- Problemi da risolvere -
#1 Elenca tutte le persone che il brano nomina con nome e cognome.
#2 Ricopia le voci dalla riga che contiene "decompose this screenshot" alla riga che contiene "- footnote-source: Source: Morgan", entrambe comprese, escludendo le immagini.

- Brano del documento -
━━━━━━

La funambola e l’espatriata. Come in un gioco di specchi, l’equilibrismo di Giorgia Meloni si riflette sul procedere incerto della sua alter ego preferita, Elly Schlein, la segretaria che rispolvera “la fantasia al potere” e lo splendido isolamento. La giornata delle sliding doors di Palazzo Madama (nostalgia canaglia) inizia con l’audizione di Mario Draghi davanti alle commissioni sulla competitività, e prosegue con l’arrivo della presidente del Consiglio (e di tutti i suoi ministri, escluso uno, Matteo Salvini, impegnato a Varsavia) per le comunicazioni in vista del Consiglio europeo. Tra colpi da maestro, giochi di prestigio e concessioni all’amico americano.

━━━━━━

- Dati per l’esercizio -

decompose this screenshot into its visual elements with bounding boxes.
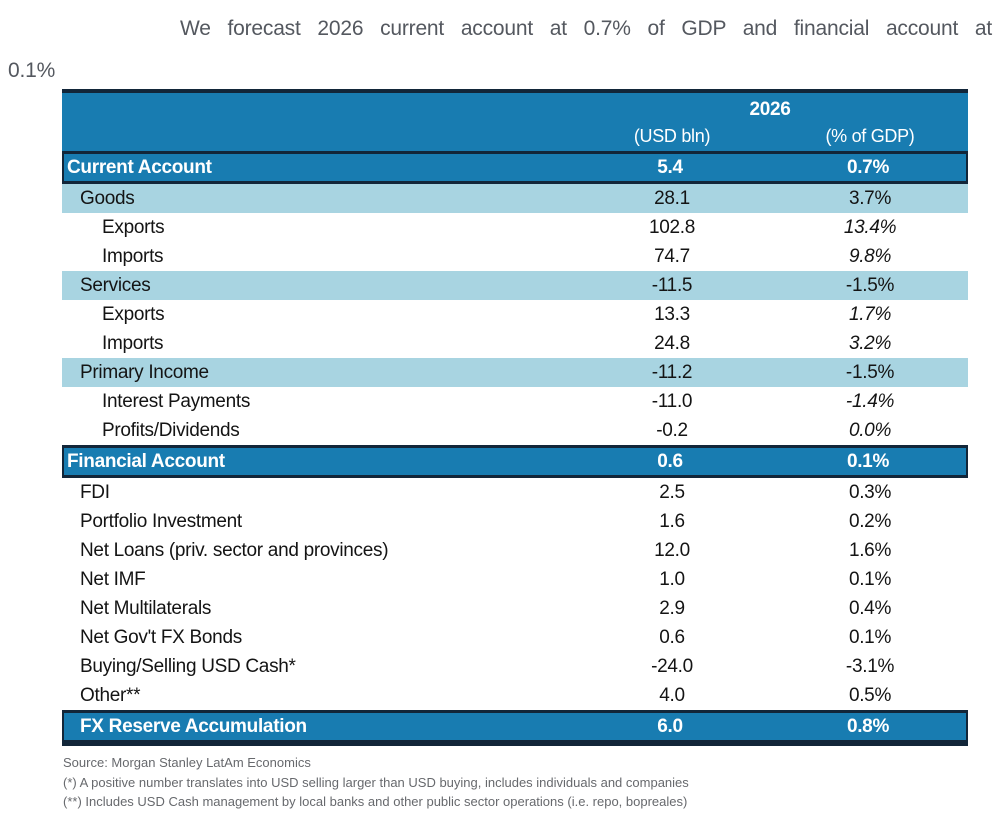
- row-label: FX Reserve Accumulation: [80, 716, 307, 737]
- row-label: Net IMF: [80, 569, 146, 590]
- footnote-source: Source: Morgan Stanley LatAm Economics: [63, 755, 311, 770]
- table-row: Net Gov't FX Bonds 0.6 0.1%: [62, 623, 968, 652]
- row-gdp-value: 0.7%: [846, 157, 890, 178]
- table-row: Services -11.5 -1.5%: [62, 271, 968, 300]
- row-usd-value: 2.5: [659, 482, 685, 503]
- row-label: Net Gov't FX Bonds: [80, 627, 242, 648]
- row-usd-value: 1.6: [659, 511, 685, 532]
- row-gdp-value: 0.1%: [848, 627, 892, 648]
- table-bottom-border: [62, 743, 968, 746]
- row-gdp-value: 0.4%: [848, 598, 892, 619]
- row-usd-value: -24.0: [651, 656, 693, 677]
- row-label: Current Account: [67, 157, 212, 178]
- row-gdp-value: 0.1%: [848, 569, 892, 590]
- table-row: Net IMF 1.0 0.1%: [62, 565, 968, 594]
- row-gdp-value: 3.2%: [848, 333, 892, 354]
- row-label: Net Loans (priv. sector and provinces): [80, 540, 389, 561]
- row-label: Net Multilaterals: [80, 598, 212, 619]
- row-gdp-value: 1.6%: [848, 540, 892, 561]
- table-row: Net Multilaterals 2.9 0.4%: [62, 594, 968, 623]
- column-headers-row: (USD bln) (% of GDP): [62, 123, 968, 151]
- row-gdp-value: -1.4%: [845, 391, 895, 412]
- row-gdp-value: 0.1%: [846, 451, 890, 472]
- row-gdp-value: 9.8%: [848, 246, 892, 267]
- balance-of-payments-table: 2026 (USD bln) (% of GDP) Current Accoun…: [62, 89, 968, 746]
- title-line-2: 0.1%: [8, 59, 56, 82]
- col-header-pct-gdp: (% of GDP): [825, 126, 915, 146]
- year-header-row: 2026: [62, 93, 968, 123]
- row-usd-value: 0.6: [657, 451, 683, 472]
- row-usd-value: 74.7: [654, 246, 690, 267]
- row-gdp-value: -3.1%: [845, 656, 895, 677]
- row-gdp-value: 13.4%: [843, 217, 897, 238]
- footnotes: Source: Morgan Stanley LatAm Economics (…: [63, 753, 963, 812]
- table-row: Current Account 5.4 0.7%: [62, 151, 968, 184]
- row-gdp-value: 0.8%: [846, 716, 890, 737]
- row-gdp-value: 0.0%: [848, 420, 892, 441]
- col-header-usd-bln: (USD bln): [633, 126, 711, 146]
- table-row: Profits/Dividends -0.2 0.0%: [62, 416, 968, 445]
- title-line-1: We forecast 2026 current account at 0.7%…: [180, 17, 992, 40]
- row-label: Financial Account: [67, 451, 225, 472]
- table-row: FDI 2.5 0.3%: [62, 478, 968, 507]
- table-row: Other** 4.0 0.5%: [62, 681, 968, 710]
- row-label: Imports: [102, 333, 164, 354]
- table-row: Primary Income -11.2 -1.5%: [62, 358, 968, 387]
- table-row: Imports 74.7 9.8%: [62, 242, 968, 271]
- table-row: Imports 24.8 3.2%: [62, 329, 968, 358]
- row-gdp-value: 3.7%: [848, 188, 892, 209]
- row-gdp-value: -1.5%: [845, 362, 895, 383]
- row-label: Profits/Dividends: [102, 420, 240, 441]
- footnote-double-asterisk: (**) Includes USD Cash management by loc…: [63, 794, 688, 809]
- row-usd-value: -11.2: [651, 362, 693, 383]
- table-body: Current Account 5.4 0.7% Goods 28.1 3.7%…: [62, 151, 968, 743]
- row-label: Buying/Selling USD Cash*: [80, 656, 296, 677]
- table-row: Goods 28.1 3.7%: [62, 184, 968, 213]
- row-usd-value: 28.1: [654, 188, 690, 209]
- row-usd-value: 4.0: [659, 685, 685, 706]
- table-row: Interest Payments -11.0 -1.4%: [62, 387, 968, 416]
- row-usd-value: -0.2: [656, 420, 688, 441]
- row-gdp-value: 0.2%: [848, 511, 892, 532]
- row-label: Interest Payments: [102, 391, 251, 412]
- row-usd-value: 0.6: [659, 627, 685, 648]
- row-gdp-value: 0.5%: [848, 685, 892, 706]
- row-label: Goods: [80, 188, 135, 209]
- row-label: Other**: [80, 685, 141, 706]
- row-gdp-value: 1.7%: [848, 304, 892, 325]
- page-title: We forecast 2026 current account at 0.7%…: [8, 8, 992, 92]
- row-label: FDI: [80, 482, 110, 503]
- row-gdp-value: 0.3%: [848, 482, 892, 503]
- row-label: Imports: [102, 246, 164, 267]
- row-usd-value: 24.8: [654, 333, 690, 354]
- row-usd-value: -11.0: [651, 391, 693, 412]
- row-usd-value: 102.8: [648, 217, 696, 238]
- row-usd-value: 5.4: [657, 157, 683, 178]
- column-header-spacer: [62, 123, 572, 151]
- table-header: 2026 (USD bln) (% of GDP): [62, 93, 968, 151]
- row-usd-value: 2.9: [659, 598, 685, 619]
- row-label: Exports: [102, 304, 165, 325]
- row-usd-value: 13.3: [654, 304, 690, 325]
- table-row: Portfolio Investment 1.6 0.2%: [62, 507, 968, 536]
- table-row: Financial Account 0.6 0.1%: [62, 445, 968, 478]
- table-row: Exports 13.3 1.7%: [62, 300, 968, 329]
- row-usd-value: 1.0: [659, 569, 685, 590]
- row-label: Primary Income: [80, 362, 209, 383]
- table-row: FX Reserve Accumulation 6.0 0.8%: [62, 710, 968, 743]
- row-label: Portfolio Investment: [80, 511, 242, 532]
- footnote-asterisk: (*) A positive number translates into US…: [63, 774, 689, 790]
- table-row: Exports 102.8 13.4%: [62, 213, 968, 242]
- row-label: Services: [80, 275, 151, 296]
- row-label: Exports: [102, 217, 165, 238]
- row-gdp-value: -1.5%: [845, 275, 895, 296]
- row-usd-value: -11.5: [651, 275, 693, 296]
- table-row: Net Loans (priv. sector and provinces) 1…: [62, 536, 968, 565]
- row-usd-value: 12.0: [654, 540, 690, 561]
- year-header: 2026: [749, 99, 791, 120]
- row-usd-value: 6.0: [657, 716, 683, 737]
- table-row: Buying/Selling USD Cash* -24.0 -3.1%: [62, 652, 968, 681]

━━━━━━

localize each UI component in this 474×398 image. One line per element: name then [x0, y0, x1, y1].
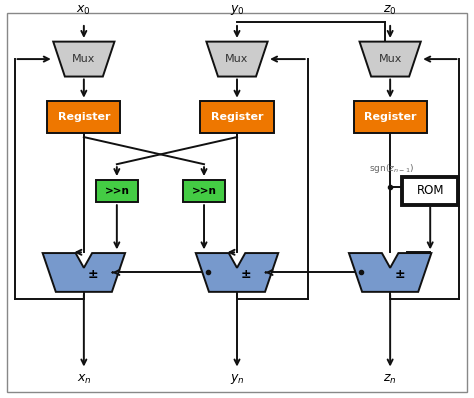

━━━━━━

- Le soluzioni -
#1
Giorgia Meloni
Elly Schlein
Mario Draghi
Matteo Salvini

#2
decompose this screenshot into its visual elements with bounding boxes.
- row-label: FX Reserve Accumulation: [80, 716, 307, 737]
- row-label: Net IMF: [80, 569, 146, 590]
- footnote-source: Source: Morgan Stanley LatAm Economics: [63, 755, 311, 770]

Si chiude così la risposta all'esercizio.